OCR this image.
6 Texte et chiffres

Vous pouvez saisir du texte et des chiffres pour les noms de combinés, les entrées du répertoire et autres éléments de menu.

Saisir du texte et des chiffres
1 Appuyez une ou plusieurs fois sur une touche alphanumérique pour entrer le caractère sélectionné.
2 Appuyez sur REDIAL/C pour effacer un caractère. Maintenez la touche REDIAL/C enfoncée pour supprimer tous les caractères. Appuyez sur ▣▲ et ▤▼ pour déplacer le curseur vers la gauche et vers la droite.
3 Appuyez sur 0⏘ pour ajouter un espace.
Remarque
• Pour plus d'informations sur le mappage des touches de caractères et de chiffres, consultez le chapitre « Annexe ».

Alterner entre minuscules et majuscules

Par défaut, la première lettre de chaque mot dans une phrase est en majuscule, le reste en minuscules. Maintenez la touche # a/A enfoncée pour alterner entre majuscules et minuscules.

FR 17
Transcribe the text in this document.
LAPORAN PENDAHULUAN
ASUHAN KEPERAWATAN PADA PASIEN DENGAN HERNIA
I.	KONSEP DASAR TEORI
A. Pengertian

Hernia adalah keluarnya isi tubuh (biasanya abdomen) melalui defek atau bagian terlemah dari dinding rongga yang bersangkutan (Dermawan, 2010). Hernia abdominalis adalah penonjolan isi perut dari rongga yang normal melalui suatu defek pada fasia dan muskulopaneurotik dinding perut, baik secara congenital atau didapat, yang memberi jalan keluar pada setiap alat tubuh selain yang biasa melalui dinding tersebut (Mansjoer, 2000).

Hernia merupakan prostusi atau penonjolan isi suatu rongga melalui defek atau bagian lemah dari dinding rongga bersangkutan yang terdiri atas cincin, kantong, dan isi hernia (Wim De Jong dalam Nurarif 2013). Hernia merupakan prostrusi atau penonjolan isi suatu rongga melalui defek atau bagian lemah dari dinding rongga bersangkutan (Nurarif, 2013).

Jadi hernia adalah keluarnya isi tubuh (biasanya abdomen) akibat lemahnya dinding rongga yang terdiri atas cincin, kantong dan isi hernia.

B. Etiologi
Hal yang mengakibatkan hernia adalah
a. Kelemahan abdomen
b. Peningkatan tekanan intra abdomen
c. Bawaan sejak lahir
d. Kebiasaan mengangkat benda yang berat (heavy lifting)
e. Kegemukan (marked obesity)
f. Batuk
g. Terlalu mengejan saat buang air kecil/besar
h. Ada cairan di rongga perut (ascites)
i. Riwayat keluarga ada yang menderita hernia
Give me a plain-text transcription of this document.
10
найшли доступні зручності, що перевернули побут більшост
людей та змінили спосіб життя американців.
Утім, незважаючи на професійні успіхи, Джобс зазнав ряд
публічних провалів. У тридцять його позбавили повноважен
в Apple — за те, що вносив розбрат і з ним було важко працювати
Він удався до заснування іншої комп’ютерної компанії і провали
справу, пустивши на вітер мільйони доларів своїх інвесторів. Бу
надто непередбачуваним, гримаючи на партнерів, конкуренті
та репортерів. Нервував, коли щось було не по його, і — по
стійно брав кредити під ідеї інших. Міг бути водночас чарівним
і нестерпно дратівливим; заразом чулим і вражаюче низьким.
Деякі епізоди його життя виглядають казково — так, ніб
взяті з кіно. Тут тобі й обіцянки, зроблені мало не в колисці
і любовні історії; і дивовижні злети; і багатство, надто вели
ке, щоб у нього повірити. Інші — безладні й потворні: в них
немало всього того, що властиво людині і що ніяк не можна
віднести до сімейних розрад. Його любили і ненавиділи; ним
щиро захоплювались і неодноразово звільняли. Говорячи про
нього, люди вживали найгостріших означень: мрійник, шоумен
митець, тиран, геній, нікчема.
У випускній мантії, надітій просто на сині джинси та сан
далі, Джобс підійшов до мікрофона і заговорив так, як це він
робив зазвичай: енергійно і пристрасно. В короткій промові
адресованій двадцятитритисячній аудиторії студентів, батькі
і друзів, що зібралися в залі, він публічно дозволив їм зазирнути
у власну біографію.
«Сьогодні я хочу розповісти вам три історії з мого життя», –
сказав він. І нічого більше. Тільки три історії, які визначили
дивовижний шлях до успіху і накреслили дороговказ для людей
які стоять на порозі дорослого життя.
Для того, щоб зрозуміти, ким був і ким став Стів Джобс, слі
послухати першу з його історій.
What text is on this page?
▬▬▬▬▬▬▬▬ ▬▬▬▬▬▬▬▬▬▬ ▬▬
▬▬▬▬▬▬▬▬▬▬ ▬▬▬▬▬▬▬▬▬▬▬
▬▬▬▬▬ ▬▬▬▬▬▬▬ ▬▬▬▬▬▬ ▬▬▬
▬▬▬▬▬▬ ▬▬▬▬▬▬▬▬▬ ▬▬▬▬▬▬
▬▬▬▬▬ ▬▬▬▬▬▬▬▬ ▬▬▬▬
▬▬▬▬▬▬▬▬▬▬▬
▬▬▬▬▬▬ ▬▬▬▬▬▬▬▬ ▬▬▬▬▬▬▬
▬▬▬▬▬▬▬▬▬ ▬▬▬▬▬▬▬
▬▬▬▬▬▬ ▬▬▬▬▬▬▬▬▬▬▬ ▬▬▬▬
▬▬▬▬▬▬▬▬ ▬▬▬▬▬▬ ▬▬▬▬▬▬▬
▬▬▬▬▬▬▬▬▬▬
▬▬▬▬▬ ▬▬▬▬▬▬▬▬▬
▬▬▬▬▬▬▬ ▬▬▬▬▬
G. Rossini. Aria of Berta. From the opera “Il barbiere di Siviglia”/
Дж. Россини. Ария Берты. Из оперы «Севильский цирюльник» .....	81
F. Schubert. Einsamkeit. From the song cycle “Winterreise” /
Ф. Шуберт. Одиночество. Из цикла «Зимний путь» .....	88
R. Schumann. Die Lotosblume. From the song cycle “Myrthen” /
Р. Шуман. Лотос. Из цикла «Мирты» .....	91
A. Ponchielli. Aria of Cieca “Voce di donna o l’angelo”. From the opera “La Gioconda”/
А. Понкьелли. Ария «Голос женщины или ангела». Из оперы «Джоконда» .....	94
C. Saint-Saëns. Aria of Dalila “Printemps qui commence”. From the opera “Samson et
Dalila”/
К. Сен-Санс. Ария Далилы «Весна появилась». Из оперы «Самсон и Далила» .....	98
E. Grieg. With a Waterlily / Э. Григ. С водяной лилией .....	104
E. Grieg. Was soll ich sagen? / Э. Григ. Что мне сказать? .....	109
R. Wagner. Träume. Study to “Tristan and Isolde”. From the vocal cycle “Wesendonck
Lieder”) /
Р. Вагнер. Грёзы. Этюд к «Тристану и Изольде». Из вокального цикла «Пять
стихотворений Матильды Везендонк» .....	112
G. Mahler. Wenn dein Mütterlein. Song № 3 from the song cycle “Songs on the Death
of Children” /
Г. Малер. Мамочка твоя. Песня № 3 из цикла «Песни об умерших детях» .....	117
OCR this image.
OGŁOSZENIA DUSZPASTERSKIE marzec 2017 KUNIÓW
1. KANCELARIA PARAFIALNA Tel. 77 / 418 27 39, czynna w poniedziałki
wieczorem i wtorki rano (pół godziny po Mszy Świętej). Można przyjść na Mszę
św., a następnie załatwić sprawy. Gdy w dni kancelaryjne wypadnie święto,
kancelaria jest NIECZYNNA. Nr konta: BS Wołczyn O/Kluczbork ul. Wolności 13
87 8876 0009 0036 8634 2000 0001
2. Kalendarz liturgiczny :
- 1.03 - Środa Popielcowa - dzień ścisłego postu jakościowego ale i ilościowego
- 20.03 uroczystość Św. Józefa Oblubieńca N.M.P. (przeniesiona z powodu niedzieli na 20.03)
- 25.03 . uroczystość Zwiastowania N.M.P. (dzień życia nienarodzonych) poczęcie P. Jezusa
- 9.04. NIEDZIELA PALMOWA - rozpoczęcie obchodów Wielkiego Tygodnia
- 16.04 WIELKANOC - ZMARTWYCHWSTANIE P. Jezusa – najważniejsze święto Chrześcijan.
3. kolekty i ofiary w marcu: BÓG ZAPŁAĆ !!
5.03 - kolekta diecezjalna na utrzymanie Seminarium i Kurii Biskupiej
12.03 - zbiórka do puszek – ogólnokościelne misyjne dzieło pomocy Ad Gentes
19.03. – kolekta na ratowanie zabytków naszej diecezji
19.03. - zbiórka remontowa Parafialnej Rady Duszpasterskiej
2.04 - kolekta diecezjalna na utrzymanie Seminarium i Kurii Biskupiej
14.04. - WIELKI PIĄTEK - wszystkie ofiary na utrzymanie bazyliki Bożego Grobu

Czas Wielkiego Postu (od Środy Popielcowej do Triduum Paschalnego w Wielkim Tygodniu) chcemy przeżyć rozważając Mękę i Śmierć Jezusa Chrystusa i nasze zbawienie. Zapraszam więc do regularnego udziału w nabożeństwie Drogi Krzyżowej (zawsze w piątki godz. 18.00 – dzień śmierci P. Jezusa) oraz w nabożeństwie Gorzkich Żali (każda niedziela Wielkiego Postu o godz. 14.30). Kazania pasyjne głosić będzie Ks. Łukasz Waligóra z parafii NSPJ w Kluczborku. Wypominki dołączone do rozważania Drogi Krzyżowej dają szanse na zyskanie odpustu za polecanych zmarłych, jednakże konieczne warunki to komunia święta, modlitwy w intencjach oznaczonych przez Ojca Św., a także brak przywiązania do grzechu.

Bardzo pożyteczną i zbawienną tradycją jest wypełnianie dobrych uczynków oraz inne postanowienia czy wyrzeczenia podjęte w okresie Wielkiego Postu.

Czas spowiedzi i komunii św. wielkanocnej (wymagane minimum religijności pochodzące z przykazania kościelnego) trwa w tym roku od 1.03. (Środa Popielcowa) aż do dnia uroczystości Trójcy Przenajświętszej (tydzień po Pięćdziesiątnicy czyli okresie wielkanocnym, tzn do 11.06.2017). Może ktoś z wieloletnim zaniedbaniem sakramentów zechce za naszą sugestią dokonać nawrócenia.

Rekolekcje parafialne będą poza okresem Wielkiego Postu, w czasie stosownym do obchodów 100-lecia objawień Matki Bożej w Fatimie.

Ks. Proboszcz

*Given task*: From the data above, copy out every line with the string "document" in it.

*Full answer*:
Transcribe the text in this document.
Give me a plain-text transcription of this document.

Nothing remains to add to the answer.